**BLOCCO DI TESTO**.
Come uno scrittore di fantascienza, Wallace ci costringe ad indossare protesi, prolungamenti sensori bizzarri e inconsueti, facendoci familiarizzare con rami della fisica ottica che si annodano, attraverso percorsi diagonali, alle traiettorie non lineari delle palline da tennis o alle percezioni fluttuanti di una drogata ossessionata dalla sostanza che dà senso alla sua vita. E tuttavia non si tratta di un libro difficile, intellettuale o dotto. L’impressione di onniscienza che si diffonde qua e là viene stemperata da una fortissima tensione nervosa che s’insinua nel lettore. La litania ipnotica degli elenchi – di malattie deturpanti o di regole di comportamento o di allenamenti tennistici o di semplici nomi che si fatica ad attribuire in un mare di caratteristiche fluttuanti – non è sfoggio enciclopedico ma strategia indiretta per la penetrazione sottocutanea di scosse narrative. Wallace procede ondeggiando, con l’attenzione delirante per i particolari di un paranoico. Finché la catena delle ossessioni o delle dipendenze arriva al punto d’implosione facendo scattare un cambiamento di ritmo, un controtempo che, come accade ai giovani tennisti, consente l’accesso ad un plateau superiore.

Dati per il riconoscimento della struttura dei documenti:

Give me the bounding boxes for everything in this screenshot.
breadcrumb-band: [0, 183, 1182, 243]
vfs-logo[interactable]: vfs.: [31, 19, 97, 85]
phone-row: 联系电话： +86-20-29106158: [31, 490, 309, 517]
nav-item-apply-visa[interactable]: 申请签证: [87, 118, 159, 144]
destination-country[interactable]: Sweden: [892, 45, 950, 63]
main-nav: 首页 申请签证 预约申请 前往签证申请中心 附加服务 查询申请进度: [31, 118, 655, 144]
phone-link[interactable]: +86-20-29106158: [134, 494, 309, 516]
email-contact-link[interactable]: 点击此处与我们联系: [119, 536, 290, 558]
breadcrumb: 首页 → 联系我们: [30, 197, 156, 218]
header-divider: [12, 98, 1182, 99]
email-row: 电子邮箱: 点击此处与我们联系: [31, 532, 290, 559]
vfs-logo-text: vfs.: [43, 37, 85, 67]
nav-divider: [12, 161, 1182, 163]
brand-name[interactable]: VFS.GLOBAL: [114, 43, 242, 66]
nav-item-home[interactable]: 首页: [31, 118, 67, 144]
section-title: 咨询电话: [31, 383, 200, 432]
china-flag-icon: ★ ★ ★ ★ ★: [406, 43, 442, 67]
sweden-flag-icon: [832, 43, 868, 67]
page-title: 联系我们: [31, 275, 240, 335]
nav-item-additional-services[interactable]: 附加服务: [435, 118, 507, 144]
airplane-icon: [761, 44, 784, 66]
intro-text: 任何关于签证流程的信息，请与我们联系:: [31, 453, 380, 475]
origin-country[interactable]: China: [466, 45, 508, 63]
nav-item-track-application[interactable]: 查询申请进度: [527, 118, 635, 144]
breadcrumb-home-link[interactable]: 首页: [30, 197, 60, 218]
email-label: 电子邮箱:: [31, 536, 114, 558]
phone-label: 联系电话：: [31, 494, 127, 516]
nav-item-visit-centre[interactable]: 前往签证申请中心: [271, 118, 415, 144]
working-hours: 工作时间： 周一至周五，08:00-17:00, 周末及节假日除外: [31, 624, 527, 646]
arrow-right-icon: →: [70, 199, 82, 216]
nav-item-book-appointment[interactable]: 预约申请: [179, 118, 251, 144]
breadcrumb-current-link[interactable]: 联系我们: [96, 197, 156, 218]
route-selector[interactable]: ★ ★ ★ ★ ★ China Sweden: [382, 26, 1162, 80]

**COMPITI DA SVOLGERE**.
[1] Nel brano su Wallace, con quale tipo di attenzione procede Wallace?
[2] Traduci in inglese, per favore, questa frase del brano su Wallace: "E tuttavia non si tratta di un libro difficile, intellettuale o dotto."
[3] Prosegui il brano su Wallace a partire dalla sua ultima frase.

**LE RISPOSTE**.
[1] Con l'attenzione delirante per i particolari di un paranoico.

[2] And yet it is not a difficult, intellectual, or learned book.

[3]
Questo libro parla, tra l’altro, di un film misterioso che cancella i desideri dello spettatore, in una sorta di ipnotico intrattenimento definitivo. Infinite Jest, scherzo infinito, è proprio il titolo di questo film che coinvolge i personaggi del libro in una caccia dai risvolti politici. Ma lo scherzo definitivo escogitato da Wallace consiste nella costante capacità di catturare il lettore attraverso frammenti impercettibili di scrittura. Il dettaglio avvolge il disegno complessivo, lo rinchiude in un anello discorsivo che si avvita come un nastro di Moebius. Si assiste alla sfilata di una galleria di freaks incredibilmente normali: tennisti ossessionati dalla semantica, ragazzi macrocefali che girano con un’inseparabile telecamera, star della radio che non si tolgono mai il velo, giganteschi travestiti giornalisti e agenti segreti, spie québechiane in sedia a rotelle, guru surreali. Viene snocciolata una lista di manie e terrori che riguardano vedove nere, scarafaggi, formiche, allucinogeni, orari, tatuaggi, forni a microonde, giochi di guerra nucleari, patologie del marketing televisivo…In un mondo in cui gli Stati Uniti hanno cambiato nome, il calendario viene deciso dagli sponsor e le gabbie mentali e fisiche si confondono. E s’incomincia a pensare che il senso del viaggio all’interno del microuniverso creato da Wallace si nasconda negli spazi bianchi, nelle note alla fine del volume, nelle risonanze tra eventi senza importanza. Nella filmografia immaginaria di James O. Incandenza, fondatore di un’accademia di tennis, protagonista del libro, anello mancante e punto di rottura che attraversa l’intera vicenda.
David Foster Wallace, Infinite Jest, Little, Brown and Company, 1996; trad. di Edoardo Nesi, Fandango, Roma, 2000.